# DATA IN THIS EXERCISE
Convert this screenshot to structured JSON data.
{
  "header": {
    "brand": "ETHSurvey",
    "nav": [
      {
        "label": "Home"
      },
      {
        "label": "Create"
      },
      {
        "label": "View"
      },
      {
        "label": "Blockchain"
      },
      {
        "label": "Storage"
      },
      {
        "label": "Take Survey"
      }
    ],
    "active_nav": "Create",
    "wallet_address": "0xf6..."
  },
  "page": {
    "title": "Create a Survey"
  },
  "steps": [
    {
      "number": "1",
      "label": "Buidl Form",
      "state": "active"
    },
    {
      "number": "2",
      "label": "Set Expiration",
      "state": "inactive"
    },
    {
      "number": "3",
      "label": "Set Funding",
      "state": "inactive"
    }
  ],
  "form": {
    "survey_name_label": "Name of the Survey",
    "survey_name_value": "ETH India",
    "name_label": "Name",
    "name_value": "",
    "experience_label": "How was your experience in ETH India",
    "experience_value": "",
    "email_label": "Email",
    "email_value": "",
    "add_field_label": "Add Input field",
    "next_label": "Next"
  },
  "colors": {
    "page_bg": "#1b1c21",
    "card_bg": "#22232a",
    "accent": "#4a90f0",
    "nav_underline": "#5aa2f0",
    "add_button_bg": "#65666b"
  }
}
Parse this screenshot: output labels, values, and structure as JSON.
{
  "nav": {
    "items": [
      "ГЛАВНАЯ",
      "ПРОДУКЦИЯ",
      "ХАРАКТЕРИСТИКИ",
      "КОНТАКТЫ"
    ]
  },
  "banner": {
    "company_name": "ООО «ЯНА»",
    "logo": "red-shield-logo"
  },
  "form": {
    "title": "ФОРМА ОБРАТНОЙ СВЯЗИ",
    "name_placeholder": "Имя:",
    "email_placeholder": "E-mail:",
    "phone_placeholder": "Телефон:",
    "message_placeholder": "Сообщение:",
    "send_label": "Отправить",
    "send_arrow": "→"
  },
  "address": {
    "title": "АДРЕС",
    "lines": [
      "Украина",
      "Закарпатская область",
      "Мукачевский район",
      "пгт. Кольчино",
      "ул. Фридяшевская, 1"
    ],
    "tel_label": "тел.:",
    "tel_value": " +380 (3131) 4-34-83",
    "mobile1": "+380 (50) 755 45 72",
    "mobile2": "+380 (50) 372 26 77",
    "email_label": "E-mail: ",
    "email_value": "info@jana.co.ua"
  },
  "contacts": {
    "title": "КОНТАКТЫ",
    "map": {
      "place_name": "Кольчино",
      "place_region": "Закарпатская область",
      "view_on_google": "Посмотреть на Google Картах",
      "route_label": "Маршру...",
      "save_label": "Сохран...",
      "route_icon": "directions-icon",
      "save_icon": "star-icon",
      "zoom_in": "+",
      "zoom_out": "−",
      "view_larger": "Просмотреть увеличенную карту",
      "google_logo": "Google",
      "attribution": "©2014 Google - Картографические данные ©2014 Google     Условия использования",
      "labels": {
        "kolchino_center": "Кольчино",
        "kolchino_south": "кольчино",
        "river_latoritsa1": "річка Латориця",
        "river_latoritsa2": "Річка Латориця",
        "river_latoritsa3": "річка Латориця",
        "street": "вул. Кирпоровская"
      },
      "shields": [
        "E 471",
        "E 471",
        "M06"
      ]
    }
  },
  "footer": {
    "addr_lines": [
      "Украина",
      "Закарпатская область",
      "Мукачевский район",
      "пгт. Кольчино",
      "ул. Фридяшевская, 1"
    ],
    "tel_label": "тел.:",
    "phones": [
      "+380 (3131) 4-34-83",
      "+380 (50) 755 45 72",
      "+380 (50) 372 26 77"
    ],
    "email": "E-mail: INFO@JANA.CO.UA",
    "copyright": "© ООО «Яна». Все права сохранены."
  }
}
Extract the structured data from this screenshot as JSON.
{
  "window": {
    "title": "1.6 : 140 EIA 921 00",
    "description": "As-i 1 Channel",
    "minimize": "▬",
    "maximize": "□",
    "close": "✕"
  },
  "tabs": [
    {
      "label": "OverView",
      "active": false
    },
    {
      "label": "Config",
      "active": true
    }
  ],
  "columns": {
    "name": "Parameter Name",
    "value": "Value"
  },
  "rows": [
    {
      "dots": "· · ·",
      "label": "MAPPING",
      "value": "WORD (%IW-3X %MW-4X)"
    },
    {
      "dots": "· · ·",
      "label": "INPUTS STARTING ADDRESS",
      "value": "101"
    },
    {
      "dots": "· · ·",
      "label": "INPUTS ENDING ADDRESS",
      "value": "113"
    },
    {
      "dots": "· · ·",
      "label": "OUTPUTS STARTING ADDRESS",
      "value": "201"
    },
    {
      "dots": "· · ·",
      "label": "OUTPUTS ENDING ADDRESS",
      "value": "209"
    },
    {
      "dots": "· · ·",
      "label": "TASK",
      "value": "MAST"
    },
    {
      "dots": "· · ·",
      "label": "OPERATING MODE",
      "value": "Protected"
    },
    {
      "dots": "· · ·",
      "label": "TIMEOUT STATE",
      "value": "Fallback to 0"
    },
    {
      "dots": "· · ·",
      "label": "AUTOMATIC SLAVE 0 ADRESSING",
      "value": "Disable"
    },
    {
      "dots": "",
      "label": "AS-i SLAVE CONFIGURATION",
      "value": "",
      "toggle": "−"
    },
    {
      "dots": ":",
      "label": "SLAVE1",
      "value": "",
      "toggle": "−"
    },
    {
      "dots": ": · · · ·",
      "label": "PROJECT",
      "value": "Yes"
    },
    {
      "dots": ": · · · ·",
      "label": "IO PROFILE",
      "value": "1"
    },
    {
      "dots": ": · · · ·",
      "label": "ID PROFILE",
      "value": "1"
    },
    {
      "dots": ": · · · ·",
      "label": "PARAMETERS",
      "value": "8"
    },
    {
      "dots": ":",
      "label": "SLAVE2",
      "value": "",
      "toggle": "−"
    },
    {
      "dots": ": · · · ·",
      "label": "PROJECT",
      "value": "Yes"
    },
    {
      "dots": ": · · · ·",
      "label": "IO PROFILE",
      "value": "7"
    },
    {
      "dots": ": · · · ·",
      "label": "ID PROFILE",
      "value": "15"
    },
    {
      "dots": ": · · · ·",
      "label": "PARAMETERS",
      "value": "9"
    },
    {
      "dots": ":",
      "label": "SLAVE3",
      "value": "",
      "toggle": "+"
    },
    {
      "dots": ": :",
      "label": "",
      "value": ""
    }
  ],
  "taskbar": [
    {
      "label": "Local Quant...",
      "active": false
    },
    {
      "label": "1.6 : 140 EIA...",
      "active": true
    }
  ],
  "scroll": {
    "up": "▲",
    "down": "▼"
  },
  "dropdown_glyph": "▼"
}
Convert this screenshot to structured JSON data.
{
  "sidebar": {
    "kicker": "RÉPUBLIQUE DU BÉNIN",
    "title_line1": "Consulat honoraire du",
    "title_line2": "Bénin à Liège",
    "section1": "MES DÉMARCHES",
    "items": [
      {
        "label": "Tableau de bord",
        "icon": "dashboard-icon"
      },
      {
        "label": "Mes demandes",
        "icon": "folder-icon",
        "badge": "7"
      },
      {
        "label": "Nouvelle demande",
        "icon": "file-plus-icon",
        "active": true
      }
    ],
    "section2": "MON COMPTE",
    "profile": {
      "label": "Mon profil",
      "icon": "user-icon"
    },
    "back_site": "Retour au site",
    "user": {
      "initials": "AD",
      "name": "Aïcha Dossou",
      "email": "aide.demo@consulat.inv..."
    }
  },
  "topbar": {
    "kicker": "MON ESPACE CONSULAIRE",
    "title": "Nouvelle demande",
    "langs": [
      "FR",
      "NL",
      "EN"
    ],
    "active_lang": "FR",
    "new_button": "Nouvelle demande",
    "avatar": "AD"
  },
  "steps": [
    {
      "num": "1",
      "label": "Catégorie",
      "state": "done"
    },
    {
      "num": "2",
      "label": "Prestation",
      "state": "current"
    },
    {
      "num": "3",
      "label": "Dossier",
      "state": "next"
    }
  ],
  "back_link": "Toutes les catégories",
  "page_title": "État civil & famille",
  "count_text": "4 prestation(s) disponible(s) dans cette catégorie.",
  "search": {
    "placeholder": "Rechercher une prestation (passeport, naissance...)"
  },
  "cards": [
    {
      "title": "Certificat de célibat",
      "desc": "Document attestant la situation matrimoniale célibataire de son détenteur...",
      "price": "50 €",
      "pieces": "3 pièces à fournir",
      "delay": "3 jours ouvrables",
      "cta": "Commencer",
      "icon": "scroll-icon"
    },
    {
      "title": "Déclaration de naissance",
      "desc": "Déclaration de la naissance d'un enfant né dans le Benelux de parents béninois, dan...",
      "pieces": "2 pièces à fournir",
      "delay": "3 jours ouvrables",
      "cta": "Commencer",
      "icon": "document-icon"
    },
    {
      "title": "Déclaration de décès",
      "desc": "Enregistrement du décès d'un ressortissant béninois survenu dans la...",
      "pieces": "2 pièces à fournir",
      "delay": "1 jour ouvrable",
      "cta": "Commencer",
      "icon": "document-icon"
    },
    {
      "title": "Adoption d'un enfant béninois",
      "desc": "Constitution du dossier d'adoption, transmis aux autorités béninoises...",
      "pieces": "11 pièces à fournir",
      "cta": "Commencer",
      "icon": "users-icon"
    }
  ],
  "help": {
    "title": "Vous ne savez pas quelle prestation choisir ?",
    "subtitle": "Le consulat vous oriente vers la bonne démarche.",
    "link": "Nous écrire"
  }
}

# GIVEN TASK
Filter the records for lines holding the string "kicker". Copy each one.

# ANSWER FOR THIS EXERCISE
    "kicker": "RÉPUBLIQUE DU BÉNIN",
    "kicker": "MON ESPACE CONSULAIRE",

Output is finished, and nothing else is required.